> _What this task involves_
In the methods passage below on FTIR–ATR and photoluminescence measurements, what wavelength was used to excite the nanoparticles in the photoluminescence measurements?

> _Document passage_
________________
FTIR–ATR Measurements
2.8
The FTIR–ATR (attenuated total reflectance) spectra were carried out using an FTIR–ATR Bruker instrument in the range 450–4000 cm^–1^, with a resolution of 1 cm^–1^ and by using a diamond crystal. All the samples were obtained by lyophilizing the solutions of the nanoparticles and of the folic acid.
Photoluminescence
2.9
Photoluminescence measurements were performed on a Horiba Nanolog spectrofluorometer. Measurements were performed at room temperature by depositing three 100 μL drops of the samples containing the nanoparticles on a 1 × 1 cm^2^ silicon block and allowing them to dry on a hot plate. Measurements were performed by exciting the nanoparticles at 378 nm. For cellular samples, the same procedure was followed, except that an appropriate amount of cells (in grams) was deposited to match the nanoparticle-to-cell ratios previously determined by ICP analysis after incubation experiments. In this case, excitation was performed at 488 nm, consistent with the wavelength used in the confocal microscopy measurements.
________________
> _Listed records_
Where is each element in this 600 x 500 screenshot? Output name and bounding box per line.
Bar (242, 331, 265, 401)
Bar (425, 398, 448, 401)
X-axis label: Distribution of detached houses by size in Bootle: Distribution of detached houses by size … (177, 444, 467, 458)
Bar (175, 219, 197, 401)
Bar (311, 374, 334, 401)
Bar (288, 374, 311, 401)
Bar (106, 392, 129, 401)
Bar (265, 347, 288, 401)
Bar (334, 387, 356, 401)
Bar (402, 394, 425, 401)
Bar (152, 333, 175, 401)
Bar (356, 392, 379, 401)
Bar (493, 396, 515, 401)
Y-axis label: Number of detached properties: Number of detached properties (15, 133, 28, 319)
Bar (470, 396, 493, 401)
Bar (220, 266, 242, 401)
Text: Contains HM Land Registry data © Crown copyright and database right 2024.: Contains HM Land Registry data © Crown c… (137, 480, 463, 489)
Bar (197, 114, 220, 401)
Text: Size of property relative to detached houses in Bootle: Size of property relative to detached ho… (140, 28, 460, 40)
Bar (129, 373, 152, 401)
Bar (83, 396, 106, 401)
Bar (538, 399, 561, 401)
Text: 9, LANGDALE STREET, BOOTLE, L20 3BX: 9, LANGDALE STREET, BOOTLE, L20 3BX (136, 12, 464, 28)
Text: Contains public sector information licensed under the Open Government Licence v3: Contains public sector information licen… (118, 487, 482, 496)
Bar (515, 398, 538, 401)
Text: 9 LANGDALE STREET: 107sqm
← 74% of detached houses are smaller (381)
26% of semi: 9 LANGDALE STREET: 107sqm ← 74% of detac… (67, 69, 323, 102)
________________
> _Answer section_
378 nm